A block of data
........
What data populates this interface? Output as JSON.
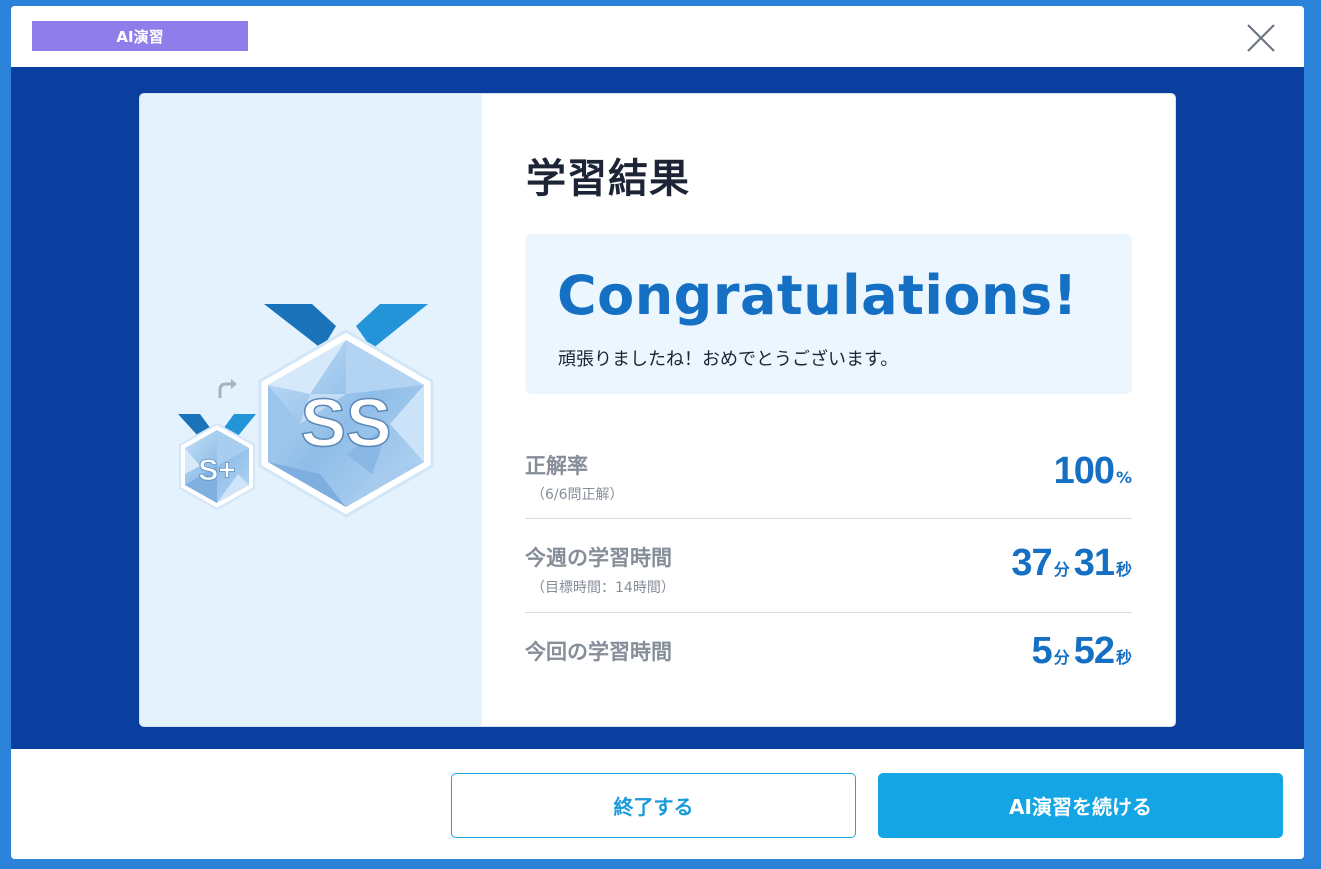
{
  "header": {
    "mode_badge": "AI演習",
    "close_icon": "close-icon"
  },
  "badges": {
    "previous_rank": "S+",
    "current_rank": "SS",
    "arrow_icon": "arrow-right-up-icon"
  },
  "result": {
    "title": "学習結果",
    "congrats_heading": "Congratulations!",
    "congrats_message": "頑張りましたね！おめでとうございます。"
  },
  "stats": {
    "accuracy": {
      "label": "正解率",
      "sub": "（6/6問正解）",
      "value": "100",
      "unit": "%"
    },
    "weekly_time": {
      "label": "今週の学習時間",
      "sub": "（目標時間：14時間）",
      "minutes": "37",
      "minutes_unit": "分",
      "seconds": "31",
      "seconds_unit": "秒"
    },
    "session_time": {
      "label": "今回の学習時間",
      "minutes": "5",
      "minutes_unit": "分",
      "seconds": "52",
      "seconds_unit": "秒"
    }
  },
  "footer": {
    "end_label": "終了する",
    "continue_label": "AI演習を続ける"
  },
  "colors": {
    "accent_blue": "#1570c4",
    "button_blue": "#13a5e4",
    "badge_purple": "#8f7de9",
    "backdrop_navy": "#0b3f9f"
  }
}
........
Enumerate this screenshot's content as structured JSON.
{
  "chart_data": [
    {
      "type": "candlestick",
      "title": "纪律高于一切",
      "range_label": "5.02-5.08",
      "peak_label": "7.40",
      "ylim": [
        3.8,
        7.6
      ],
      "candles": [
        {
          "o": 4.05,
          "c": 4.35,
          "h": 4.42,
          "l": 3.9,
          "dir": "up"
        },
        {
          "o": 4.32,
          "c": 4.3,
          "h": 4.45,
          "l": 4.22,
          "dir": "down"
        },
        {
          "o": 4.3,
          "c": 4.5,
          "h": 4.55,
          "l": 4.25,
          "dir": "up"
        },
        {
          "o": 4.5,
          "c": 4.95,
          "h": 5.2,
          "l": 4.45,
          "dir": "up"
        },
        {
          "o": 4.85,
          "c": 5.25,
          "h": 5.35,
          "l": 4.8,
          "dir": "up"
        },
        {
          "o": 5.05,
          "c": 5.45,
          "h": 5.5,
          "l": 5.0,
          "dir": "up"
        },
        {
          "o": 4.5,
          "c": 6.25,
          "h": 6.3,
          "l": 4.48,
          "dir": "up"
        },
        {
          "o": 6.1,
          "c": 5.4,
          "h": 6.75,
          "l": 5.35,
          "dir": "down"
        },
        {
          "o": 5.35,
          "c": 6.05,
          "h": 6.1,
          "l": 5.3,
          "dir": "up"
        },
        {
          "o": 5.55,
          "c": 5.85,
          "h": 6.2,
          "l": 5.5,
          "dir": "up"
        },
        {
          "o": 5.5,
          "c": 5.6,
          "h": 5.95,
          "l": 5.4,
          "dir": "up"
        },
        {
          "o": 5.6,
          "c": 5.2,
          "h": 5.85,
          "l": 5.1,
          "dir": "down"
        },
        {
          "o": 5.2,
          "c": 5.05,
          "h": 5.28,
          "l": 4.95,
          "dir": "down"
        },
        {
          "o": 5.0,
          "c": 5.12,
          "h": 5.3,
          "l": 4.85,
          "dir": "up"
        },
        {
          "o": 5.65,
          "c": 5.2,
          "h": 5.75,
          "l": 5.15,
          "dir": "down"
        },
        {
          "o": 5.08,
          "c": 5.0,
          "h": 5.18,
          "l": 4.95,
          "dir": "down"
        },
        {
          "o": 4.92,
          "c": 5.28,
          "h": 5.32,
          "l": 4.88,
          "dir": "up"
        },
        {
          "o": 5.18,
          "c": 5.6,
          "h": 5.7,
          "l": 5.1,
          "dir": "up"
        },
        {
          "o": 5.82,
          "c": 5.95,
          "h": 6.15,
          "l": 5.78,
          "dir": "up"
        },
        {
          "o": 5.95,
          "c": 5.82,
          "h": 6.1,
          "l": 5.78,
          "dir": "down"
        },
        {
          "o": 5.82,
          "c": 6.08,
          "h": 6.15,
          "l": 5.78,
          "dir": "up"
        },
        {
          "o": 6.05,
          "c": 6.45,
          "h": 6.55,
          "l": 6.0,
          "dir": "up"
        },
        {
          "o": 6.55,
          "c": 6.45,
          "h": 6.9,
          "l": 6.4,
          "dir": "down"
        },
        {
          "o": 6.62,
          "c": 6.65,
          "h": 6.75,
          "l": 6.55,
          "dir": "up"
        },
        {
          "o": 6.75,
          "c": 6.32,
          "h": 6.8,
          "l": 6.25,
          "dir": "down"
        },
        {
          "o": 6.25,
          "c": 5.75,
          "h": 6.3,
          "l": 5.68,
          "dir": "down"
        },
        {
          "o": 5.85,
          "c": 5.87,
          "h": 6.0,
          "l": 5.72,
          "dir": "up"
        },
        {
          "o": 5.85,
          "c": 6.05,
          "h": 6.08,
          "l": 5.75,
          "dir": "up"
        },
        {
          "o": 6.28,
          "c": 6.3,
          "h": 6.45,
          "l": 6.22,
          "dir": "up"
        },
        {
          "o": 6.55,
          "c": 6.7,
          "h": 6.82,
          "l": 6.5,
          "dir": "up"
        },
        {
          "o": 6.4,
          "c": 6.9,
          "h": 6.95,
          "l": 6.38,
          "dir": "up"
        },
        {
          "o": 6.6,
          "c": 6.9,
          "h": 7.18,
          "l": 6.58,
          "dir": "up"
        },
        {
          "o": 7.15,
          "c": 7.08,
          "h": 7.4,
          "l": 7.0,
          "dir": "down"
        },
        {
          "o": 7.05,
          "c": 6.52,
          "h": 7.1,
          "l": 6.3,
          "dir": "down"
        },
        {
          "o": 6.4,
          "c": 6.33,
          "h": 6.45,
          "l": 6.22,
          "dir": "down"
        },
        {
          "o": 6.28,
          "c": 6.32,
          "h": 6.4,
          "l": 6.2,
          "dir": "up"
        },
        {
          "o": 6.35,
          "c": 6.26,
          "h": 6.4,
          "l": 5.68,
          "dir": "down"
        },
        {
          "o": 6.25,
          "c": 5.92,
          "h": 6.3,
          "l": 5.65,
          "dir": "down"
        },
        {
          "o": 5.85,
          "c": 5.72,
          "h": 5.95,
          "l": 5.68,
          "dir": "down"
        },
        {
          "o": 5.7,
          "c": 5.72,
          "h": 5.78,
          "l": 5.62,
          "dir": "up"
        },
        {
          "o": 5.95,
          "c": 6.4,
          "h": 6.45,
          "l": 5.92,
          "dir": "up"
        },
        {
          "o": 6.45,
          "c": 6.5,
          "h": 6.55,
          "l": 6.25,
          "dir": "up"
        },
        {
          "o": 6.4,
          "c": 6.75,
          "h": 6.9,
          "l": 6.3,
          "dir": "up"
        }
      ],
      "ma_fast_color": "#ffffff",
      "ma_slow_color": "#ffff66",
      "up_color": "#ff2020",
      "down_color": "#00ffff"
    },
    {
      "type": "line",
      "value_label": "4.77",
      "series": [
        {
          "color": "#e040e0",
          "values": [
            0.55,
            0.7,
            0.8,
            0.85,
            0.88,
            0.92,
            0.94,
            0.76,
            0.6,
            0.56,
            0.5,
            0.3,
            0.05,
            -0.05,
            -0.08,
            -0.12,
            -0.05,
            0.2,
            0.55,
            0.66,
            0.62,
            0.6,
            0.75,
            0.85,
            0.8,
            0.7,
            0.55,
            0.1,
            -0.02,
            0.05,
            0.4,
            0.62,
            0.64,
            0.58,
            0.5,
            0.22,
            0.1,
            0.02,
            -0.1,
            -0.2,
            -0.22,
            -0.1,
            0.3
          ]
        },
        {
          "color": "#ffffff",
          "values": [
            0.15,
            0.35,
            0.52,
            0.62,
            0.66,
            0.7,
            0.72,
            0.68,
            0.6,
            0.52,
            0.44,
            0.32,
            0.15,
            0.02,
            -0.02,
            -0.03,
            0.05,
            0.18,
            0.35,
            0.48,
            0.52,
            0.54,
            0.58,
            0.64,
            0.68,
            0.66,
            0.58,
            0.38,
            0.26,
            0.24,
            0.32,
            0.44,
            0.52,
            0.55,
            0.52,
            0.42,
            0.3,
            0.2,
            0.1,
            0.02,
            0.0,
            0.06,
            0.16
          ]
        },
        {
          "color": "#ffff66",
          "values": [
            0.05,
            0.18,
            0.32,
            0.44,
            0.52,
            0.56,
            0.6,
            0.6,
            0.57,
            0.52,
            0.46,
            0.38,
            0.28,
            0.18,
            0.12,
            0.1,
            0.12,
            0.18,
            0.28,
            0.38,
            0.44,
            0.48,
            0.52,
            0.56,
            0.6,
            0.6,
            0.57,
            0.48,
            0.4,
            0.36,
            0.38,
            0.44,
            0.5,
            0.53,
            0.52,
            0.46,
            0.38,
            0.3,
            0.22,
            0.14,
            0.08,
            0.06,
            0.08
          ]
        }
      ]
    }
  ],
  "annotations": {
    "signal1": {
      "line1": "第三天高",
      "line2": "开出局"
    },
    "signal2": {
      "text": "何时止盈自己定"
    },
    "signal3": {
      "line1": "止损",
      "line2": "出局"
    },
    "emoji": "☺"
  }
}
........
Problem statement:
Tally how many lines of the material contain the word "icon". The answer must be the number and nothing else.

Expected output:
2